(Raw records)

• • • • •

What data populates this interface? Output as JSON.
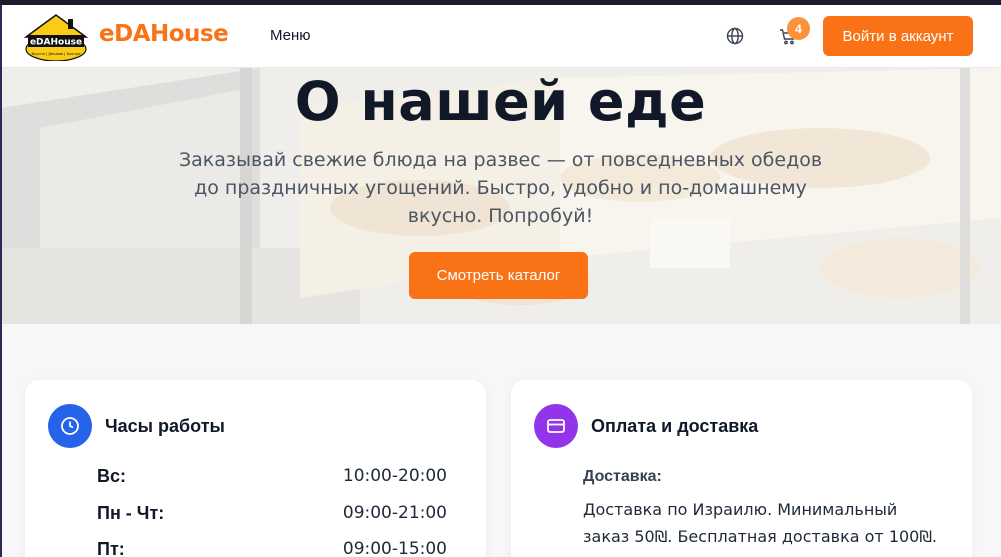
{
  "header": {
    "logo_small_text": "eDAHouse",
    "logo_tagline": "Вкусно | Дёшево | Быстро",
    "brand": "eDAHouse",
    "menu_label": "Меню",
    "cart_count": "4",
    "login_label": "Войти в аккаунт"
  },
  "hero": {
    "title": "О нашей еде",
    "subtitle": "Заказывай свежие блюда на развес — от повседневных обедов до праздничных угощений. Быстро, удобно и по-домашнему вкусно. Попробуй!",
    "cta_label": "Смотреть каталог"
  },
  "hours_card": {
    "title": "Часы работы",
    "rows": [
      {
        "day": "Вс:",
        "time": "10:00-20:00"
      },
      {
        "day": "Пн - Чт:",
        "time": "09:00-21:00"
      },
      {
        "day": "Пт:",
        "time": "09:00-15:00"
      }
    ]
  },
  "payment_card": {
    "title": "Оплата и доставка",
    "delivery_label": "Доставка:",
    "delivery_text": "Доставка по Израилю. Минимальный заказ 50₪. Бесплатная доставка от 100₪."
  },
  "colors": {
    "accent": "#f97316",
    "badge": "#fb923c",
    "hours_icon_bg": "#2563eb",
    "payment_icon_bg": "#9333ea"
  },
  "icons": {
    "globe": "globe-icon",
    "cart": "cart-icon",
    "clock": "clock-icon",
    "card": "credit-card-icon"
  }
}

• • • • •

_Task to carry out_:
Every record above should come back exactly, but without its pictures.

_Answer_:
What data populates this interface? Output as JSON.
{
  "header": {
    "logo_small_text": "eDAHouse",
    "logo_tagline": "Вкусно | Дёшево | Быстро",
    "brand": "eDAHouse",
    "menu_label": "Меню",
    "cart_count": "4",
    "login_label": "Войти в аккаунт"
  },
  "hero": {
    "title": "О нашей еде",
    "subtitle": "Заказывай свежие блюда на развес — от повседневных обедов до праздничных угощений. Быстро, удобно и по-домашнему вкусно. Попробуй!",
    "cta_label": "Смотреть каталог"
  },
  "hours_card": {
    "title": "Часы работы",
    "rows": [
      {
        "day": "Вс:",
        "time": "10:00-20:00"
      },
      {
        "day": "Пн - Чт:",
        "time": "09:00-21:00"
      },
      {
        "day": "Пт:",
        "time": "09:00-15:00"
      }
    ]
  },
  "payment_card": {
    "title": "Оплата и доставка",
    "delivery_label": "Доставка:",
    "delivery_text": "Доставка по Израилю. Минимальный заказ 50₪. Бесплатная доставка от 100₪."
  },
  "colors": {
    "accent": "#f97316",
    "badge": "#fb923c",
    "hours_icon_bg": "#2563eb",
    "payment_icon_bg": "#9333ea"
  },
  "icons": {
    "globe": "globe-icon",
    "cart": "cart-icon",
    "clock": "clock-icon",
    "card": "credit-card-icon"
  }
}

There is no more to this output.